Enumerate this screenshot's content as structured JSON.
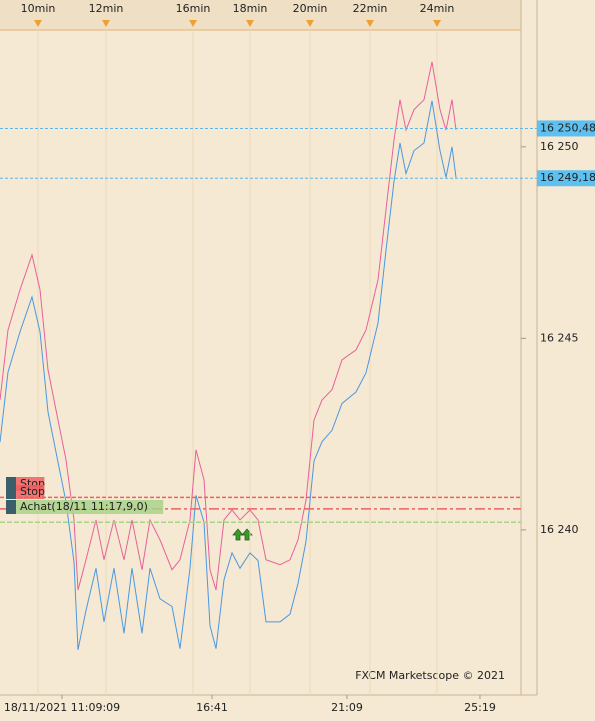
{
  "chart_data": {
    "type": "line",
    "watermark": "FXCM Marketscope © 2021",
    "x": [
      0,
      8,
      20,
      32,
      40,
      48,
      56,
      66,
      74,
      78,
      86,
      96,
      104,
      114,
      124,
      132,
      142,
      150,
      160,
      172,
      180,
      190,
      196,
      204,
      210,
      216,
      224,
      232,
      240,
      250,
      258,
      266,
      280,
      290,
      298,
      306,
      314,
      322,
      332,
      342,
      356,
      366,
      378,
      386,
      394,
      400,
      406,
      414,
      424,
      432,
      440,
      446,
      452,
      456
    ],
    "series": [
      {
        "color": "#e8609a",
        "values": [
          16243.39,
          16245.22,
          16246.27,
          16247.18,
          16246.27,
          16244.18,
          16243.13,
          16241.83,
          16240.26,
          16238.43,
          16239.22,
          16240.26,
          16239.22,
          16240.26,
          16239.22,
          16240.26,
          16238.96,
          16240.26,
          16239.74,
          16238.96,
          16239.22,
          16240.26,
          16242.09,
          16241.31,
          16238.96,
          16238.43,
          16240.26,
          16240.52,
          16240.26,
          16240.52,
          16240.26,
          16239.22,
          16239.09,
          16239.22,
          16239.74,
          16240.78,
          16242.87,
          16243.39,
          16243.66,
          16244.44,
          16244.7,
          16245.22,
          16246.53,
          16248.36,
          16250.18,
          16251.23,
          16250.44,
          16250.97,
          16251.23,
          16252.22,
          16250.97,
          16250.44,
          16251.23,
          16250.44
        ]
      },
      {
        "color": "#4a98e0",
        "values": [
          16242.29,
          16244.12,
          16245.17,
          16246.08,
          16245.17,
          16243.08,
          16242.03,
          16240.73,
          16239.16,
          16236.87,
          16237.9,
          16239.0,
          16237.6,
          16239.0,
          16237.3,
          16239.0,
          16237.3,
          16239.0,
          16238.2,
          16238.0,
          16236.9,
          16239.0,
          16240.9,
          16240.2,
          16237.5,
          16236.9,
          16238.7,
          16239.4,
          16239.0,
          16239.4,
          16239.2,
          16237.6,
          16237.6,
          16237.8,
          16238.6,
          16239.7,
          16241.8,
          16242.3,
          16242.6,
          16243.3,
          16243.6,
          16244.1,
          16245.4,
          16247.3,
          16249.1,
          16250.1,
          16249.3,
          16249.9,
          16250.1,
          16251.2,
          16249.9,
          16249.2,
          16250.0,
          16249.2
        ]
      }
    ],
    "xlim": [
      0,
      521
    ],
    "ylim": [
      16235.69,
      16253.05
    ],
    "yticks": [
      {
        "value": 16240,
        "label": "16 240"
      },
      {
        "value": 16245,
        "label": "16 245"
      },
      {
        "value": 16250,
        "label": "16 250"
      }
    ],
    "xticks": [
      {
        "value": 62,
        "label": "18/11/2021 11:09:09"
      },
      {
        "value": 212,
        "label": "16:41"
      },
      {
        "value": 347,
        "label": "21:09"
      },
      {
        "value": 480,
        "label": "25:19"
      }
    ],
    "top_ticks": [
      {
        "value": 38,
        "label": "10min"
      },
      {
        "value": 106,
        "label": "12min"
      },
      {
        "value": 193,
        "label": "16min"
      },
      {
        "value": 250,
        "label": "18min"
      },
      {
        "value": 310,
        "label": "20min"
      },
      {
        "value": 370,
        "label": "22min"
      },
      {
        "value": 437,
        "label": "24min"
      }
    ],
    "price_levels": [
      {
        "value": 16250.48,
        "label": "16 250,48"
      },
      {
        "value": 16249.18,
        "label": "16 249,18"
      }
    ],
    "orders": [
      {
        "value": 16240.85,
        "label": "Stop",
        "color": "#f06060"
      },
      {
        "value": 16240.55,
        "label": "Stop",
        "color": "#f06060"
      },
      {
        "value": 16240.2,
        "label": "Achat(18/11 11:17,9,0)",
        "color": "#a8d48a"
      }
    ]
  }
}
☆ ☆ ☆ ☆ ☆ ☆ ☆
▶ _To do_: Copy out each line of the listing that holds "color".

▶ _Written solution_:
        "color": "#e8609a",
        "color": "#4a98e0",
        "color": "#f06060"
        "color": "#f06060"
        "color": "#a8d48a"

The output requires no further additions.